(Stored records)
>> Start

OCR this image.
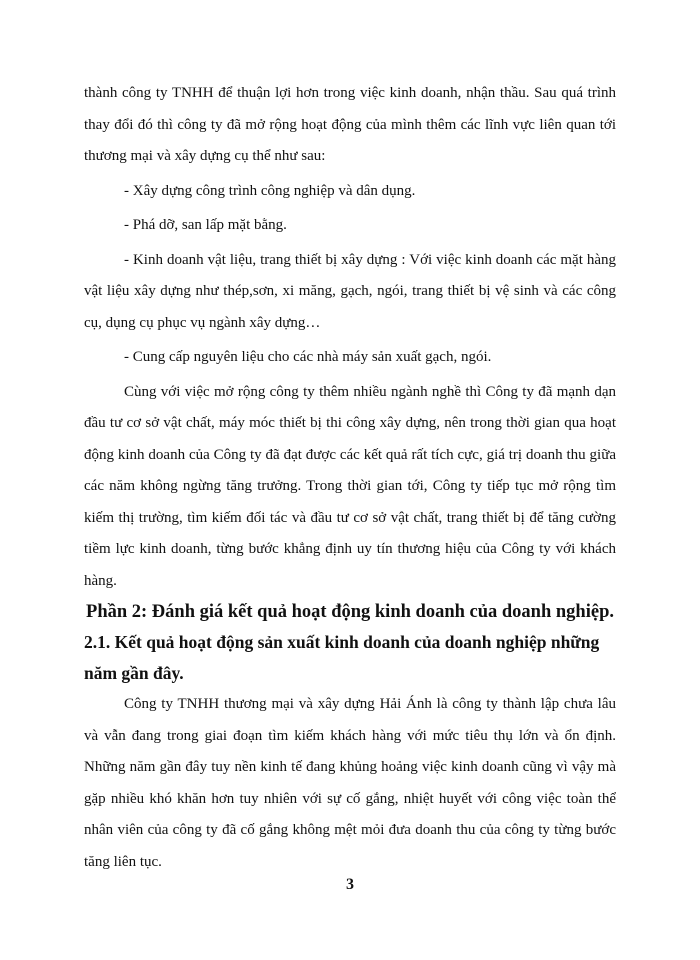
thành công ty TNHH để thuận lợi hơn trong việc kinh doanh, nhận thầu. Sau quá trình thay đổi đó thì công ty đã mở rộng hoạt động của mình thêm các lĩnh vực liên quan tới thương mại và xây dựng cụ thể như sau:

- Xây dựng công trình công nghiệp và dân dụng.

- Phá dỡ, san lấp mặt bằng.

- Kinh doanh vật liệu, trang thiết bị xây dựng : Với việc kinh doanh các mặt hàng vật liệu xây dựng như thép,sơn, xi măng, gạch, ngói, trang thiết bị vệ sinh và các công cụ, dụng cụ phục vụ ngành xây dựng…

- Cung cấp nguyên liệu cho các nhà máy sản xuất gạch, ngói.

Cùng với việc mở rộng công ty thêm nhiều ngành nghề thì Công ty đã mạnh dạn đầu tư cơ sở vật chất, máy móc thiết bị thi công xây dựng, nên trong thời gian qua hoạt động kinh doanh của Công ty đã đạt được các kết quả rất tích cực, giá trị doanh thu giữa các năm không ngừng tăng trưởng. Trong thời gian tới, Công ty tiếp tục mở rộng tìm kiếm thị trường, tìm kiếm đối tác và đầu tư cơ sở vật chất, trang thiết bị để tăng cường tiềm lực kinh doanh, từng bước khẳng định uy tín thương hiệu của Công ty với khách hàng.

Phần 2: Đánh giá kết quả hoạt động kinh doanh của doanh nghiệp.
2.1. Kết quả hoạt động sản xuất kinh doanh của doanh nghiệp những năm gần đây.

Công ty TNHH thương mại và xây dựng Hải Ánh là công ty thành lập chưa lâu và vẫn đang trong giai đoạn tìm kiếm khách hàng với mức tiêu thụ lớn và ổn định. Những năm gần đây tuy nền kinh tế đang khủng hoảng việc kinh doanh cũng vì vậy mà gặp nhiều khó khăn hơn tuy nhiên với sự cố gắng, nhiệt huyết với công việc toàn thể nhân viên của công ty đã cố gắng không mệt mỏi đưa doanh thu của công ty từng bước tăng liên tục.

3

>> End
>> Start

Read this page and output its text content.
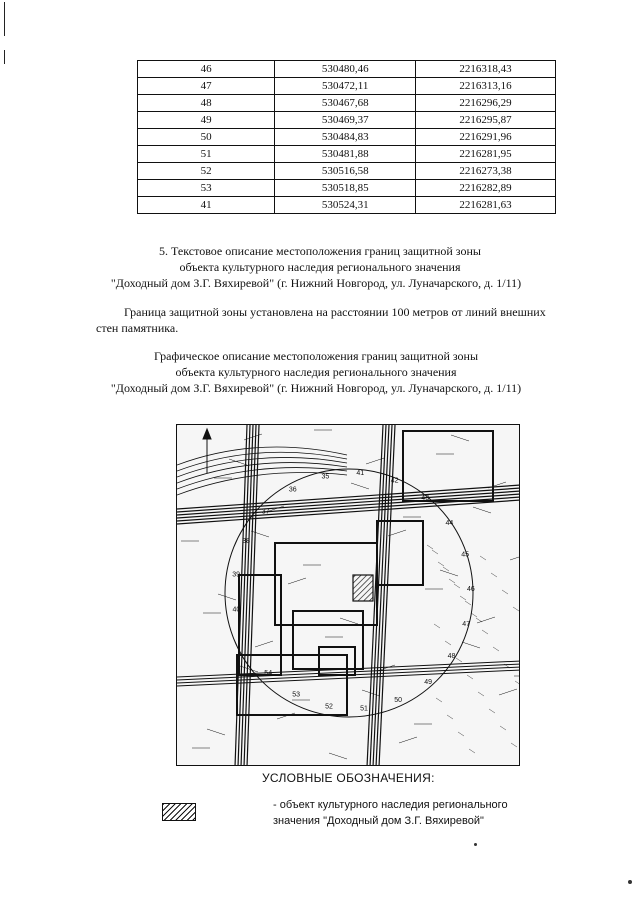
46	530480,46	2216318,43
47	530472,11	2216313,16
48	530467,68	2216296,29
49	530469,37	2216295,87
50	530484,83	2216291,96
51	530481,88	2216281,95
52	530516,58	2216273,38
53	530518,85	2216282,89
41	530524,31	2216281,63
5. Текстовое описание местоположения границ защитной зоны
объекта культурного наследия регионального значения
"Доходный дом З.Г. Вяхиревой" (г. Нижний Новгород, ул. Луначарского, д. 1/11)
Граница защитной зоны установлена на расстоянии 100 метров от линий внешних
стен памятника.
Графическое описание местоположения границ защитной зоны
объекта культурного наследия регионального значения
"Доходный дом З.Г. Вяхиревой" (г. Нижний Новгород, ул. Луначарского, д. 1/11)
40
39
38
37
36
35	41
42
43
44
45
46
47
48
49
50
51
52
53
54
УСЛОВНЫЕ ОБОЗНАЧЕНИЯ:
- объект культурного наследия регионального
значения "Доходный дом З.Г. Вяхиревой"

>> End

Check each line above for the string "khách", then copy the ones that have it.

Cùng với việc mở rộng công ty thêm nhiều ngành nghề thì Công ty đã mạnh dạn đầu tư cơ sở vật chất, máy móc thiết bị thi công xây dựng, nên trong thời gian qua hoạt động kinh doanh của Công ty đã đạt được các kết quả rất tích cực, giá trị doanh thu giữa các năm không ngừng tăng trưởng. Trong thời gian tới, Công ty tiếp tục mở rộng tìm kiếm thị trường, tìm kiếm đối tác và đầu tư cơ sở vật chất, trang thiết bị để tăng cường tiềm lực kinh doanh, từng bước khẳng định uy tín thương hiệu của Công ty với khách hàng.
Công ty TNHH thương mại và xây dựng Hải Ánh là công ty thành lập chưa lâu và vẫn đang trong giai đoạn tìm kiếm khách hàng với mức tiêu thụ lớn và ổn định. Những năm gần đây tuy nền kinh tế đang khủng hoảng việc kinh doanh cũng vì vậy mà gặp nhiều khó khăn hơn tuy nhiên với sự cố gắng, nhiệt huyết với công việc toàn thể nhân viên của công ty đã cố gắng không mệt mỏi đưa doanh thu của công ty từng bước tăng liên tục.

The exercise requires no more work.